> **DATA TO USE**:
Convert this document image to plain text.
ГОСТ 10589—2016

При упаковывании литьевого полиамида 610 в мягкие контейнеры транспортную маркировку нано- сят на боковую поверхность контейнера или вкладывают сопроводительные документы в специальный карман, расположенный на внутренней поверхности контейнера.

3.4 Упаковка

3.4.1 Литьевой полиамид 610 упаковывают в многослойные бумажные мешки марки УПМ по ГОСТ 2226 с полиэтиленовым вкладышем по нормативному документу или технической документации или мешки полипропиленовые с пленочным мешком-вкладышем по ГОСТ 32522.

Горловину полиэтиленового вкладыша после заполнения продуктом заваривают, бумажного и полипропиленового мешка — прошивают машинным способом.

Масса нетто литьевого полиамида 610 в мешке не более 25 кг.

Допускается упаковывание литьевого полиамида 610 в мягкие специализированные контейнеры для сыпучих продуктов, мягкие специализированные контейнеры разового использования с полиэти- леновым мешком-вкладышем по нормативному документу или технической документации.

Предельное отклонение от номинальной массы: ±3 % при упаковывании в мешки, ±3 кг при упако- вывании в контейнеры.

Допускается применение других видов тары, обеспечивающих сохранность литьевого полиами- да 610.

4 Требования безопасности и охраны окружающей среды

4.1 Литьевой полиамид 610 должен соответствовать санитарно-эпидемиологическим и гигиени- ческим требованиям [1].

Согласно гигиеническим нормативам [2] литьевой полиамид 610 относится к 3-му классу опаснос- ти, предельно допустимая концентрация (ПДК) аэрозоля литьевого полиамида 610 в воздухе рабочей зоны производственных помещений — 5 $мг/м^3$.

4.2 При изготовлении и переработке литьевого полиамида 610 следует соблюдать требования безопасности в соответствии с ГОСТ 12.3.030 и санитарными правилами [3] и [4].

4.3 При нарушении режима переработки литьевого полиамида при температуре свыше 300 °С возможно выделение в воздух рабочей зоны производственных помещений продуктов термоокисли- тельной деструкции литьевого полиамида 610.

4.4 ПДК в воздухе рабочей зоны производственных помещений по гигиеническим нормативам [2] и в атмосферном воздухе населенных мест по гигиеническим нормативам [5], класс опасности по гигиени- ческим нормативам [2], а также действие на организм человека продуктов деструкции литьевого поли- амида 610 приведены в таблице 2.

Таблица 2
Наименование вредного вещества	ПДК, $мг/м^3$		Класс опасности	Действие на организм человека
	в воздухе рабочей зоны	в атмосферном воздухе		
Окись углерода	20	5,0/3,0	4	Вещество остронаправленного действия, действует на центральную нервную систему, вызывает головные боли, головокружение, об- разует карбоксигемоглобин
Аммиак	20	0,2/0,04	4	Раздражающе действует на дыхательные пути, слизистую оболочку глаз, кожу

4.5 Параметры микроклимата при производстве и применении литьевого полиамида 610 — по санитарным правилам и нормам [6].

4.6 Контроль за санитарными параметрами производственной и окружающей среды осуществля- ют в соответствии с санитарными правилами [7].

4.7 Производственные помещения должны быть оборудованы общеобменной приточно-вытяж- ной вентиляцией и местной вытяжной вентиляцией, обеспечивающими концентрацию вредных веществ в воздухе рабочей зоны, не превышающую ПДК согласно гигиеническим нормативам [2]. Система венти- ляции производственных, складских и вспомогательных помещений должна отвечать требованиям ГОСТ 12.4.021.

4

> **SET TASK**: Return only those lines of the records that contain the string "окружающей".

> **THE RESULT**:
4 Требования безопасности и охраны окружающей среды
4.6 Контроль за санитарными параметрами производственной и окружающей среды осуществля- ют в соответствии с санитарными правилами [7].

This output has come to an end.